Task details:
Reproduce exactly the lines from the one containing "What's the underlying" through the last line of the records below, both included, and nothing else.

____ Data for processing

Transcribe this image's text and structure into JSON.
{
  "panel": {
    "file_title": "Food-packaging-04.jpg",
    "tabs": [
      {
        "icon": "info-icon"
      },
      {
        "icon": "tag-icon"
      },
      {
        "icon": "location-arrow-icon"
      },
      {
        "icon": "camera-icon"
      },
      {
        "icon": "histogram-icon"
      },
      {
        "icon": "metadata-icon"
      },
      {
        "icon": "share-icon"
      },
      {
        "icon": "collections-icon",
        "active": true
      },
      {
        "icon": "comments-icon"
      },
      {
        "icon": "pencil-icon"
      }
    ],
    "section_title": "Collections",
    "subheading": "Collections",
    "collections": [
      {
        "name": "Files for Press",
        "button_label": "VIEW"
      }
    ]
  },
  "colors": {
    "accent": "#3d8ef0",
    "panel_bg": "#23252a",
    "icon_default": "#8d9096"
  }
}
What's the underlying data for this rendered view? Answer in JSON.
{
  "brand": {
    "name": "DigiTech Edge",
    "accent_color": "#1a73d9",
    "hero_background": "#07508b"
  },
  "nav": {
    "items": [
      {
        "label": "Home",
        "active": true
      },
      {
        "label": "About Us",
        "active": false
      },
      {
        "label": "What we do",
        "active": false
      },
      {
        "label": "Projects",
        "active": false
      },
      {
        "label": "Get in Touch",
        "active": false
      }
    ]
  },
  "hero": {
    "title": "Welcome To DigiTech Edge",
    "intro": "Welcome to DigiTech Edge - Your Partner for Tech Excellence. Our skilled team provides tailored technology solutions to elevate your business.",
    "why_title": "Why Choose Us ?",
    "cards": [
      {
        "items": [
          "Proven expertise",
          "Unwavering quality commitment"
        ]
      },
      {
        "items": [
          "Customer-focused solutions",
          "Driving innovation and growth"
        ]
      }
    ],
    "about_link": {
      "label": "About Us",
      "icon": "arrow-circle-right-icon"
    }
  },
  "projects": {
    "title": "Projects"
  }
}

________

Exercise answer:
What's the underlying data for this rendered view? Answer in JSON.
{
  "brand": {
    "name": "DigiTech Edge",
    "accent_color": "#1a73d9",
    "hero_background": "#07508b"
  },
  "nav": {
    "items": [
      {
        "label": "Home",
        "active": true
      },
      {
        "label": "About Us",
        "active": false
      },
      {
        "label": "What we do",
        "active": false
      },
      {
        "label": "Projects",
        "active": false
      },
      {
        "label": "Get in Touch",
        "active": false
      }
    ]
  },
  "hero": {
    "title": "Welcome To DigiTech Edge",
    "intro": "Welcome to DigiTech Edge - Your Partner for Tech Excellence. Our skilled team provides tailored technology solutions to elevate your business.",
    "why_title": "Why Choose Us ?",
    "cards": [
      {
        "items": [
          "Proven expertise",
          "Unwavering quality commitment"
        ]
      },
      {
        "items": [
          "Customer-focused solutions",
          "Driving innovation and growth"
        ]
      }
    ],
    "about_link": {
      "label": "About Us",
      "icon": "arrow-circle-right-icon"
    }
  },
  "projects": {
    "title": "Projects"
  }
}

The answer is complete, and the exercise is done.